DATA PROVIDED ::
○ ○ ○ ○

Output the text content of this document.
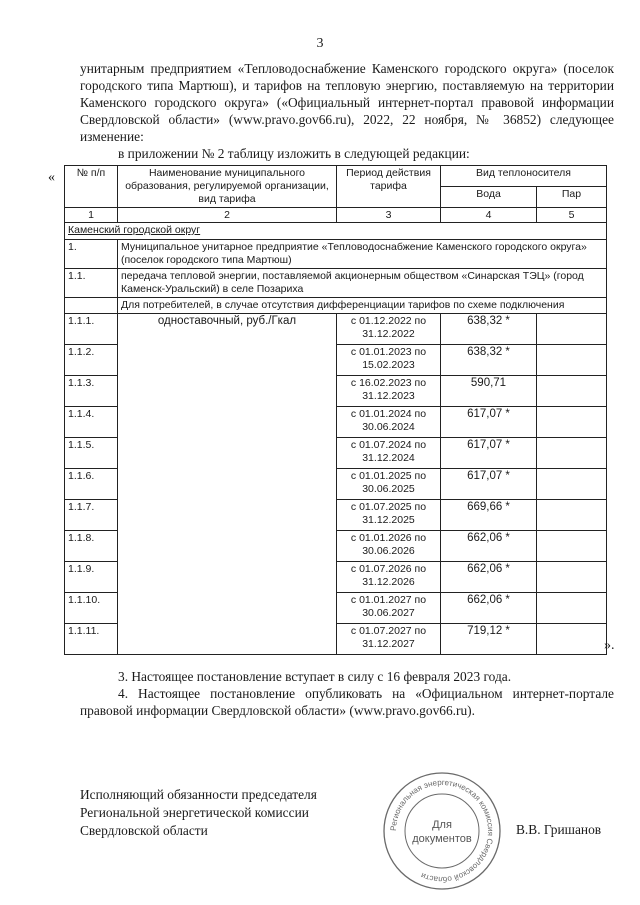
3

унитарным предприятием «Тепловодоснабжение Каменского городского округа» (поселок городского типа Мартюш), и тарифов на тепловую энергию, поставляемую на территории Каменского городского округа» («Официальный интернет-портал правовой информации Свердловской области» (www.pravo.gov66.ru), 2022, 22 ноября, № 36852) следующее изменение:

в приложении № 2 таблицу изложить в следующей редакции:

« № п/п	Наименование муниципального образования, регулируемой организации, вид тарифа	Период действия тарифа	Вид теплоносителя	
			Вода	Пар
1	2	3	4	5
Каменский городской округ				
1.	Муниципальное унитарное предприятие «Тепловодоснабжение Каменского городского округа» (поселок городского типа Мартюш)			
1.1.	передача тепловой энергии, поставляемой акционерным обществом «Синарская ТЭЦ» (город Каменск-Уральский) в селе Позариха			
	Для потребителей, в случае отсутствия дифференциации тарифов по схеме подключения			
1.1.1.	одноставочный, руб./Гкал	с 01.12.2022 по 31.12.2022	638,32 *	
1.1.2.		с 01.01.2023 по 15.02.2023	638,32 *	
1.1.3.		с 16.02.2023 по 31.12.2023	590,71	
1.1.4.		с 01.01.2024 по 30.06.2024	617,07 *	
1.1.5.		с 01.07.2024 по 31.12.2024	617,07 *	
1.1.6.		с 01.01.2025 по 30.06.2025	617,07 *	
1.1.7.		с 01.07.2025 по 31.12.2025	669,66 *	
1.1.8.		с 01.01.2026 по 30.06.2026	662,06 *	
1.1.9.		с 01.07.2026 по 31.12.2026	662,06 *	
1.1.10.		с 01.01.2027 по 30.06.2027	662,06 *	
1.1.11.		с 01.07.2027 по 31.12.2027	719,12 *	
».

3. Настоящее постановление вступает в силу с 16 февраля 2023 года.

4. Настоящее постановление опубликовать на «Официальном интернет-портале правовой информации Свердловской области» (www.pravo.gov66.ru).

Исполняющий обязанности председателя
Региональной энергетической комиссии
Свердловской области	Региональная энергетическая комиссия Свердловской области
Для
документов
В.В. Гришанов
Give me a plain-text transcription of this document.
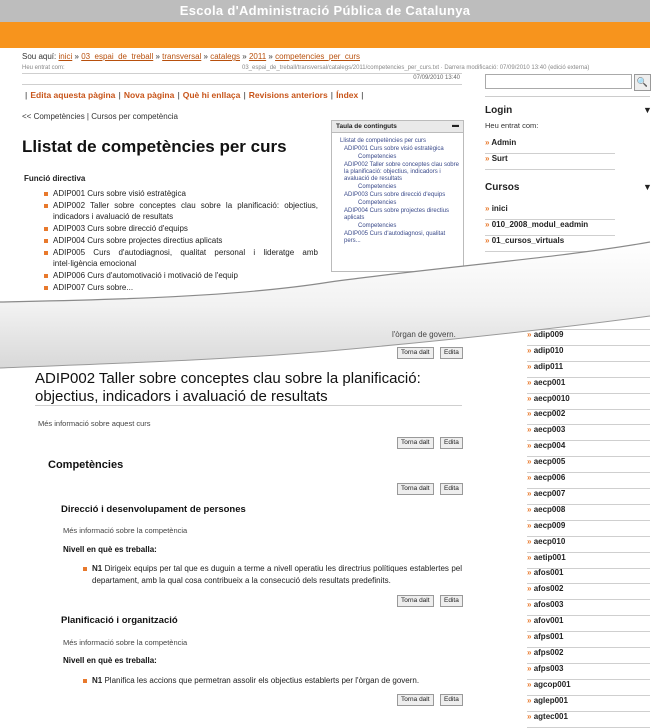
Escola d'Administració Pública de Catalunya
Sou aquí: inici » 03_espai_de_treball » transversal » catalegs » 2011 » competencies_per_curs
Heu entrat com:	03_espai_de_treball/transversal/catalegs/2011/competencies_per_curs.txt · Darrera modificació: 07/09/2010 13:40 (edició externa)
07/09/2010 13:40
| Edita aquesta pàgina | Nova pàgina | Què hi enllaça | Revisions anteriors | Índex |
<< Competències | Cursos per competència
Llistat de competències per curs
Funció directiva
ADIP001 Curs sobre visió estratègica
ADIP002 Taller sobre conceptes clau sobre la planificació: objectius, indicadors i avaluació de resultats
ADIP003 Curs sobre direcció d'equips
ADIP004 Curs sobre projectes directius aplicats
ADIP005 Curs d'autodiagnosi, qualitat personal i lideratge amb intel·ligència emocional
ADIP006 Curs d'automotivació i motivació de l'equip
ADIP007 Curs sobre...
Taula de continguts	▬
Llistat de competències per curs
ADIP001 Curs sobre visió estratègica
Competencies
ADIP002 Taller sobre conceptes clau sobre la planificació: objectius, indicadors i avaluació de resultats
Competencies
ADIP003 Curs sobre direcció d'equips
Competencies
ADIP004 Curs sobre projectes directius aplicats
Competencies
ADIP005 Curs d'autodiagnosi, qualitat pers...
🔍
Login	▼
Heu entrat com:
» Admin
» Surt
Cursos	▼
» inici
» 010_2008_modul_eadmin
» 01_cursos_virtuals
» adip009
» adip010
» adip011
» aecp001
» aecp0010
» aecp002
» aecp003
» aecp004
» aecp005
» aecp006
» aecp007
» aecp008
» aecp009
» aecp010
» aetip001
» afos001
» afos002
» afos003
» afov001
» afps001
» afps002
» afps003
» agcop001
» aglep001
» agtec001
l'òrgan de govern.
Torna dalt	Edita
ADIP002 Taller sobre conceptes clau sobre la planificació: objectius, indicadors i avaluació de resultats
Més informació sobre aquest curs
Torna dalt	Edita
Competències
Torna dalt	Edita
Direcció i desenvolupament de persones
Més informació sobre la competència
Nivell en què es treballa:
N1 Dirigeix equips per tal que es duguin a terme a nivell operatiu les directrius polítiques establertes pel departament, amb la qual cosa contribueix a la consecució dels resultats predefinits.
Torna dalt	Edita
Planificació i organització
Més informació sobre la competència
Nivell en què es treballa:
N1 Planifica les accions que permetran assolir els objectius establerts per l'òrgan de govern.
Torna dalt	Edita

○ ○ ○ ○

SET TASK :: Copy each line of the listing that includes "округа".

COMPLETE OUTPUT ::
унитарным предприятием «Тепловодоснабжение Каменского городского округа» (поселок городского типа Мартюш), и тарифов на тепловую энергию, поставляемую на территории Каменского городского округа» («Официальный интернет-портал правовой информации Свердловской области» (www.pravo.gov66.ru), 2022, 22 ноября, № 36852) следующее изменение:
1.	Муниципальное унитарное предприятие «Тепловодоснабжение Каменского городского округа» (поселок городского типа Мартюш)			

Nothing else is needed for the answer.